Look through the data below and say how many of its lines contain "Monument", adding nothing else.

##### Dataset records

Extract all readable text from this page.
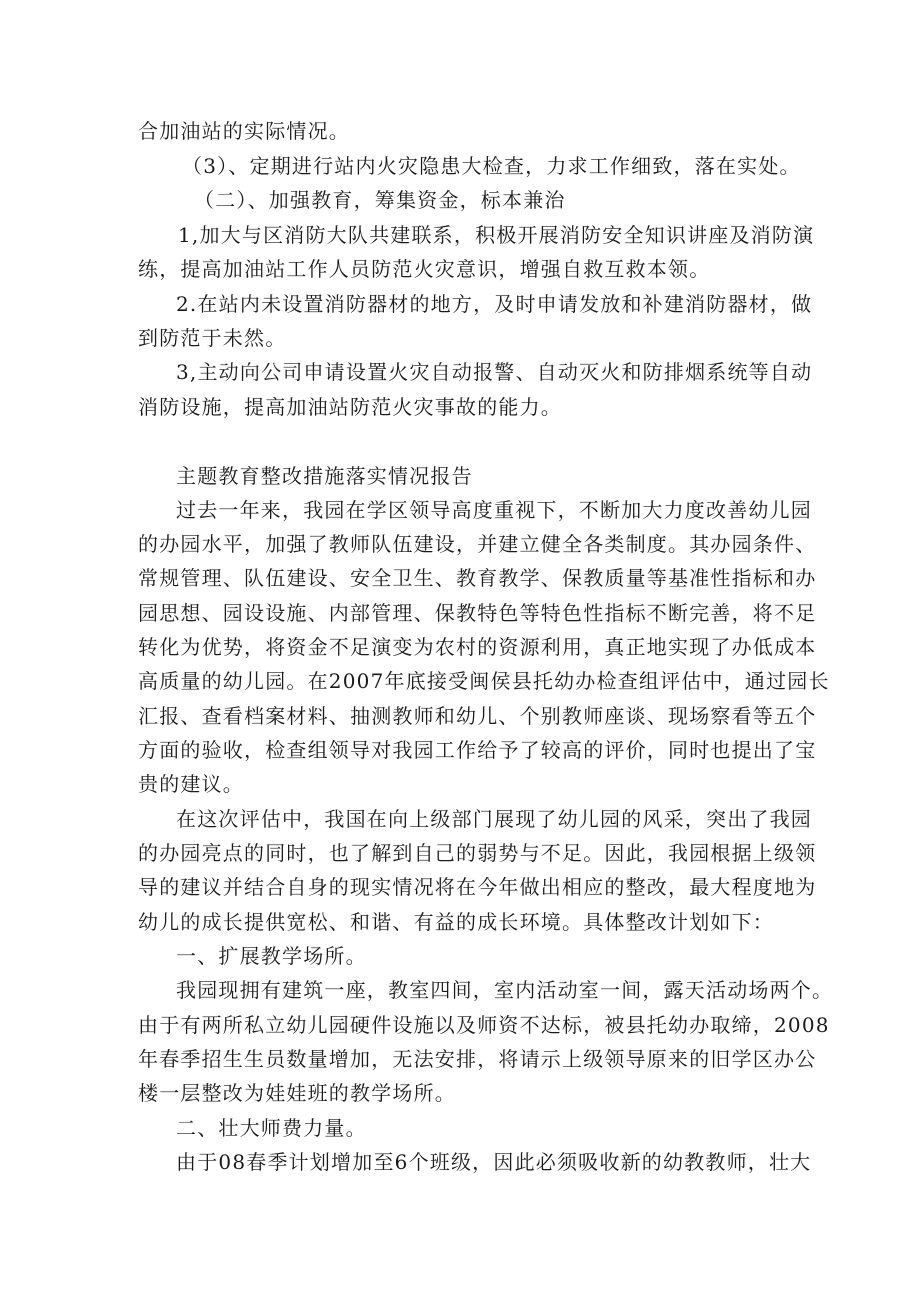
合加油站的实际情况。
（3）、定期进行站内火灾隐患大检查，力求工作细致，落在实处。
（二）、加强教育，筹集资金，标本兼治
1,加大与区消防大队共建联系，积极开展消防安全知识讲座及消防演
练，提高加油站工作人员防范火灾意识，增强自救互救本领。
2.在站内未设置消防器材的地方，及时申请发放和补建消防器材，做
到防范于未然。
3,主动向公司申请设置火灾自动报警、自动灭火和防排烟系统等自动
消防设施，提高加油站防范火灾事故的能力。
主题教育整改措施落实情况报告
过去一年来，我园在学区领导高度重视下，不断加大力度改善幼儿园
的办园水平，加强了教师队伍建设，并建立健全各类制度。其办园条件、
常规管理、队伍建设、安全卫生、教育教学、保教质量等基准性指标和办
园思想、园设设施、内部管理、保教特色等特色性指标不断完善，将不足
转化为优势，将资金不足演变为农村的资源利用，真正地实现了办低成本
高质量的幼儿园。在2007年底接受闽侯县托幼办检查组评估中，通过园长
汇报、查看档案材料、抽测教师和幼儿、个别教师座谈、现场察看等五个
方面的验收，检查组领导对我园工作给予了较高的评价，同时也提出了宝
贵的建议。
在这次评估中，我国在向上级部门展现了幼儿园的风采，突出了我园
的办园亮点的同时，也了解到自己的弱势与不足。因此，我园根据上级领
导的建议并结合自身的现实情况将在今年做出相应的整改，最大程度地为
幼儿的成长提供宽松、和谐、有益的成长环境。具体整改计划如下：
一、扩展教学场所。
我园现拥有建筑一座，教室四间，室内活动室一间，露天活动场两个。
由于有两所私立幼儿园硬件设施以及师资不达标，被县托幼办取缔，2008
年春季招生生员数量增加，无法安排，将请示上级领导原来的旧学区办公
楼一层整改为娃娃班的教学场所。
二、壮大师费力量。
由于08春季计划增加至6个班级，因此必须吸收新的幼教教师，壮大
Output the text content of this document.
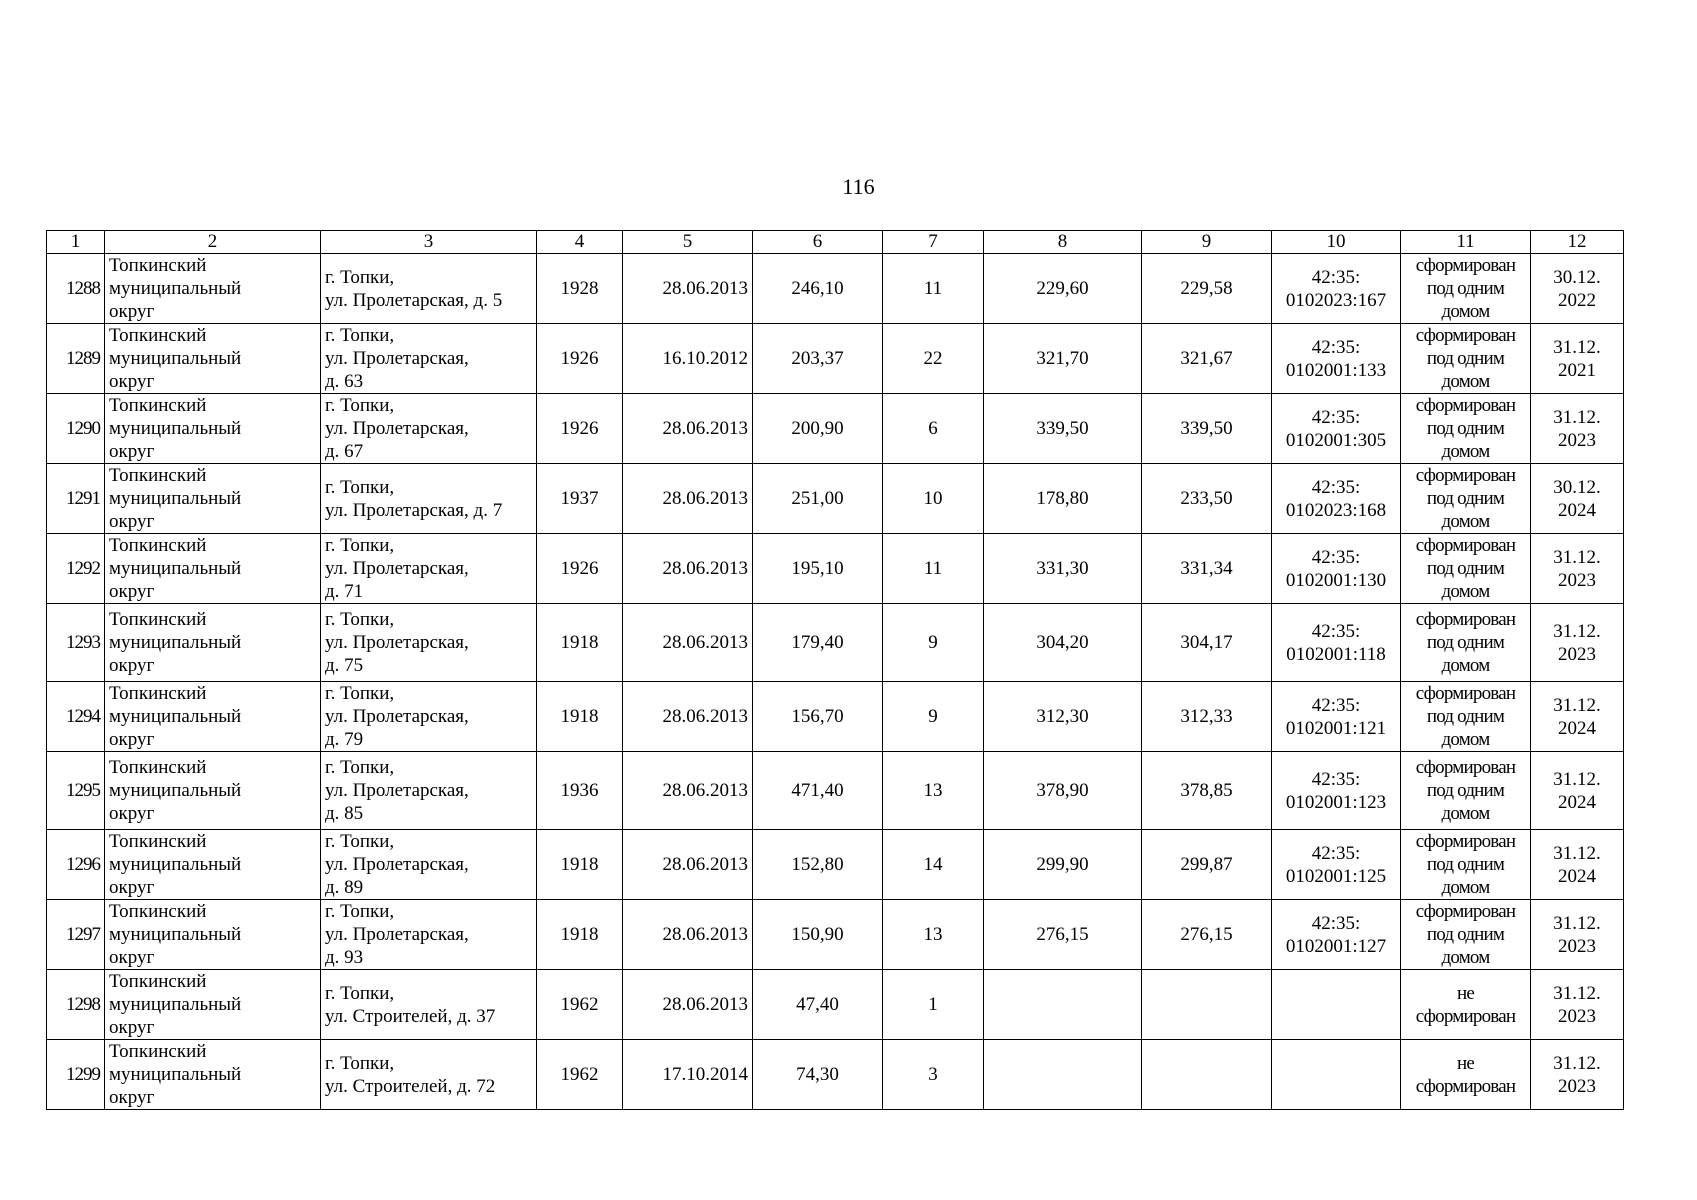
116
1	2	3	4	5	6	7	8	9	10	11	12
1288	Топкинский
муниципальный
округ	г. Топки,
ул. Пролетарская, д. 5	1928	28.06.2013	246,10	11	229,60	229,58	42:35:
0102023:167	сформирован
под одним
домом	30.12.
2022

1289	Топкинский
муниципальный
округ	г. Топки,
ул. Пролетарская,
д. 63	1926	16.10.2012	203,37	22	321,70	321,67	42:35:
0102001:133	сформирован
под одним
домом	31.12.
2021

1290	Топкинский
муниципальный
округ	г. Топки,
ул. Пролетарская,
д. 67	1926	28.06.2013	200,90	6	339,50	339,50	42:35:
0102001:305	сформирован
под одним
домом	31.12.
2023

1291	Топкинский
муниципальный
округ	г. Топки,
ул. Пролетарская, д. 7	1937	28.06.2013	251,00	10	178,80	233,50	42:35:
0102023:168	сформирован
под одним
домом	30.12.
2024

1292	Топкинский
муниципальный
округ	г. Топки,
ул. Пролетарская,
д. 71	1926	28.06.2013	195,10	11	331,30	331,34	42:35:
0102001:130	сформирован
под одним
домом	31.12.
2023

1293	Топкинский
муниципальный
округ	г. Топки,
ул. Пролетарская,
д. 75	1918	28.06.2013	179,40	9	304,20	304,17	42:35:
0102001:118	сформирован
под одним
домом	31.12.
2023

1294	Топкинский
муниципальный
округ	г. Топки,
ул. Пролетарская,
д. 79	1918	28.06.2013	156,70	9	312,30	312,33	42:35:
0102001:121	сформирован
под одним
домом	31.12.
2024

1295	Топкинский
муниципальный
округ	г. Топки,
ул. Пролетарская,
д. 85	1936	28.06.2013	471,40	13	378,90	378,85	42:35:
0102001:123	сформирован
под одним
домом	31.12.
2024

1296	Топкинский
муниципальный
округ	г. Топки,
ул. Пролетарская,
д. 89	1918	28.06.2013	152,80	14	299,90	299,87	42:35:
0102001:125	сформирован
под одним
домом	31.12.
2024

1297	Топкинский
муниципальный
округ	г. Топки,
ул. Пролетарская,
д. 93	1918	28.06.2013	150,90	13	276,15	276,15	42:35:
0102001:127	сформирован
под одним
домом	31.12.
2023

1298	Топкинский
муниципальный
округ	г. Топки,
ул. Строителей, д. 37	1962	28.06.2013	47,40	1				не
сформирован	31.12.
2023

1299	Топкинский
муниципальный
округ	г. Топки,
ул. Строителей, д. 72	1962	17.10.2014	74,30	3				не
сформирован	31.12.
2023
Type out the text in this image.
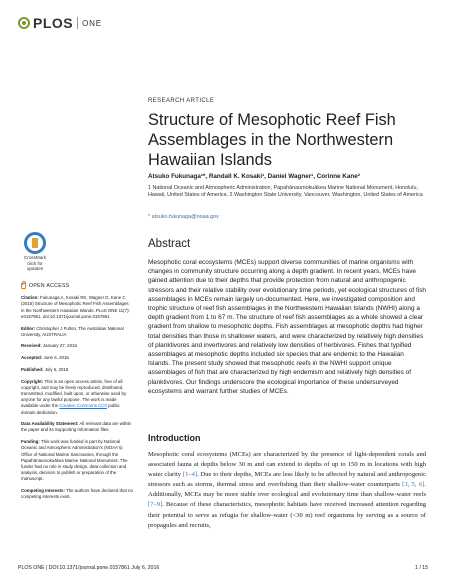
PLOS ONE
CrossMark
click for updates
OPEN ACCESS
Citation: Fukunaga A, Kosaki RK, Wagner D, Kane C (2016) Structure of Mesophotic Reef Fish Assemblages in the Northwestern Hawaiian Islands. PLoS ONE 11(7): e0157861. doi:10.1371/journal.pone.0157861
Editor: Christopher J Fulton, The Australian National University, AUSTRALIA
Received: January 27, 2016
Accepted: June 6, 2016
Published: July 6, 2016
Copyright: This is an open access article, free of all copyright, and may be freely reproduced, distributed, transmitted, modified, built upon, or otherwise used by anyone for any lawful purpose. The work is made available under the Creative Commons CC0 public domain dedication.
Data Availability Statement: All relevant data are within the paper and its Supporting Information files.
Funding: This work was funded in part by National Oceanic and Atmospheric Administration's (NOAA's) Office of National Marine Sanctuaries, through the Papahānaumokuākea Marine National Monument. The funder had no role in study design, data collection and analysis, decision to publish or preparation of the manuscript.
Competing Interests: The authors have declared that no competing interests exist.
RESEARCH ARTICLE
Structure of Mesophotic Reef Fish Assemblages in the Northwestern Hawaiian Islands
Atsuko Fukunaga¹*, Randall K. Kosaki¹, Daniel Wagner¹, Corinne Kane²
1 National Oceanic and Atmospheric Administration, Papahānaumokuākea Marine National Monument, Honolulu, Hawaii, United States of America, 2 Washington State University, Vancouver, Washington, United States of America
* atsuko.fukunaga@noaa.gov
Abstract
Mesophotic coral ecosystems (MCEs) support diverse communities of marine organisms with changes in community structure occurring along a depth gradient. In recent years, MCEs have gained attention due to their depths that provide protection from natural and anthropogenic stressors and their relative stability over evolutionary time periods, yet ecological structures of fish assemblages in MCEs remain largely un-documented. Here, we investigated composition and trophic structure of reef fish assemblages in the Northwestern Hawaiian Islands (NWHI) along a depth gradient from 1 to 67 m. The structure of reef fish assemblages as a whole showed a clear gradient from shallow to mesophotic depths. Fish assemblages at mesophotic depths had higher total densities than those in shallower waters, and were characterized by relatively high densities of planktivores and invertivores and relatively low densities of herbivores. Fishes that typified assemblages at mesophotic depths included six species that are endemic to the Hawaiian Islands. The present study showed that mesophotic reefs in the NWHI support unique assemblages of fish that are characterized by high endemism and relatively high densities of planktivores. Our findings underscore the ecological importance of these undersurveyed ecosystems and warrant further studies of MCEs.
Introduction
Mesophotic coral ecosystems (MCEs) are characterized by the presence of light-dependent corals and associated fauna at depths below 30 m and can extend to depths of up to 150 m in locations with high water clarity [1–4]. Due to their depths, MCEs are less likely to be affected by natural and anthropogenic stressors such as storms, thermal stress and overfishing than their shallow-water counterparts [3, 5, 6]. Additionally, MCEs may be more stable over ecological and evolutionary time than shallow-water reefs [7–9]. Because of these characteristics, mesophotic habitats have received increased attention regarding their potential to serve as refugia for shallow-water (<30 m) reef organisms by serving as a source of propagules and recruits,
PLOS ONE | DOI:10.1371/journal.pone.0157861 July 6, 2016	1 / 15
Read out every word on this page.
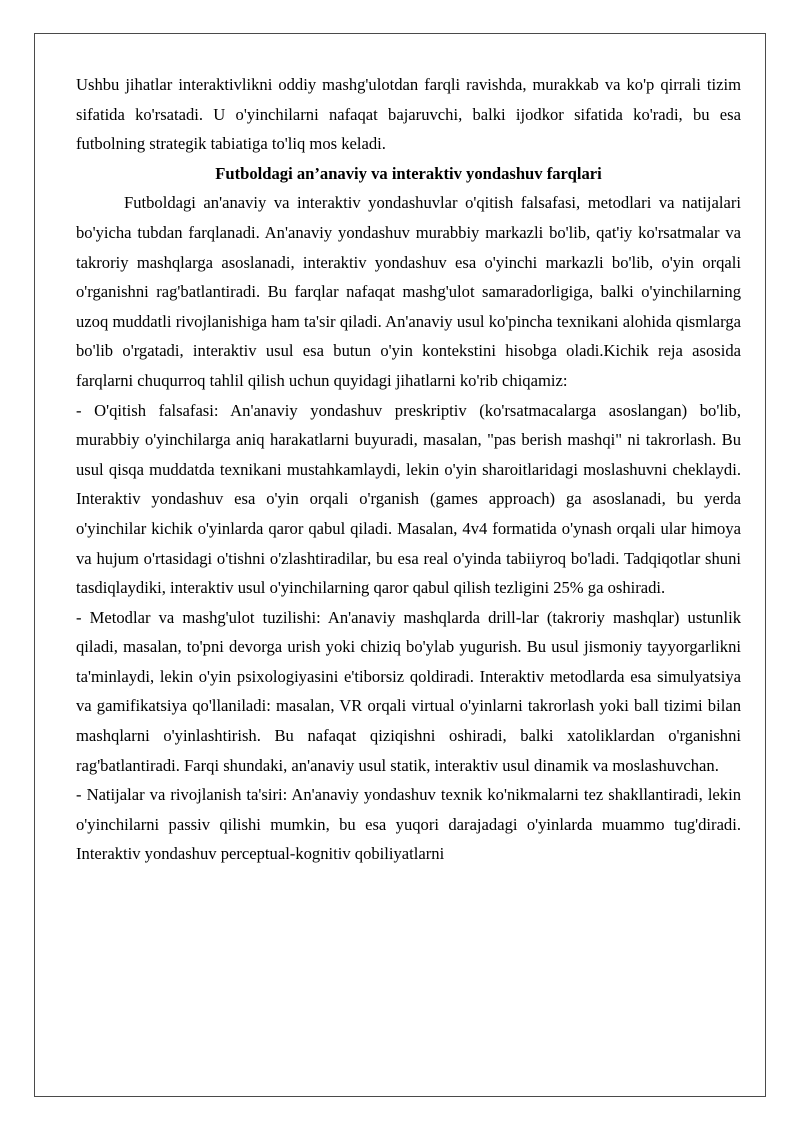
Ushbu jihatlar interaktivlikni oddiy mashg'ulotdan farqli ravishda, murakkab va ko'p qirrali tizim sifatida ko'rsatadi. U o'yinchilarni nafaqat bajaruvchi, balki ijodkor sifatida ko'radi, bu esa futbolning strategik tabiatiga to'liq mos keladi.

Futboldagi an’anaviy va interaktiv yondashuv farqlari

Futboldagi an'anaviy va interaktiv yondashuvlar o'qitish falsafasi, metodlari va natijalari bo'yicha tubdan farqlanadi. An'anaviy yondashuv murabbiy markazli bo'lib, qat'iy ko'rsatmalar va takroriy mashqlarga asoslanadi, interaktiv yondashuv esa o'yinchi markazli bo'lib, o'yin orqali o'rganishni rag'batlantiradi. Bu farqlar nafaqat mashg'ulot samaradorligiga, balki o'yinchilarning uzoq muddatli rivojlanishiga ham ta'sir qiladi. An'anaviy usul ko'pincha texnikani alohida qismlarga bo'lib o'rgatadi, interaktiv usul esa butun o'yin kontekstini hisobga oladi.Kichik reja asosida farqlarni chuqurroq tahlil qilish uchun quyidagi jihatlarni ko'rib chiqamiz:

- O'qitish falsafasi: An'anaviy yondashuv preskriptiv (ko'rsatmacalarga asoslangan) bo'lib, murabbiy o'yinchilarga aniq harakatlarni buyuradi, masalan, "pas berish mashqi" ni takrorlash. Bu usul qisqa muddatda texnikani mustahkamlaydi, lekin o'yin sharoitlaridagi moslashuvni cheklaydi. Interaktiv yondashuv esa o'yin orqali o'rganish (games approach) ga asoslanadi, bu yerda o'yinchilar kichik o'yinlarda qaror qabul qiladi. Masalan, 4v4 formatida o'ynash orqali ular himoya va hujum o'rtasidagi o'tishni o'zlashtiradilar, bu esa real o'yinda tabiiyroq bo'ladi. Tadqiqotlar shuni tasdiqlaydiki, interaktiv usul o'yinchilarning qaror qabul qilish tezligini 25% ga oshiradi.

- Metodlar va mashg'ulot tuzilishi: An'anaviy mashqlarda drill-lar (takroriy mashqlar) ustunlik qiladi, masalan, to'pni devorga urish yoki chiziq bo'ylab yugurish. Bu usul jismoniy tayyorgarlikni ta'minlaydi, lekin o'yin psixologiyasini e'tiborsiz qoldiradi. Interaktiv metodlarda esa simulyatsiya va gamifikatsiya qo'llaniladi: masalan, VR orqali virtual o'yinlarni takrorlash yoki ball tizimi bilan mashqlarni o'yinlashtirish. Bu nafaqat qiziqishni oshiradi, balki xatoliklardan o'rganishni rag'batlantiradi. Farqi shundaki, an'anaviy usul statik, interaktiv usul dinamik va moslashuvchan.

- Natijalar va rivojlanish ta'siri: An'anaviy yondashuv texnik ko'nikmalarni tez shakllantiradi, lekin o'yinchilarni passiv qilishi mumkin, bu esa yuqori darajadagi o'yinlarda muammo tug'diradi. Interaktiv yondashuv perceptual-kognitiv qobiliyatlarni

##########

Written response:
2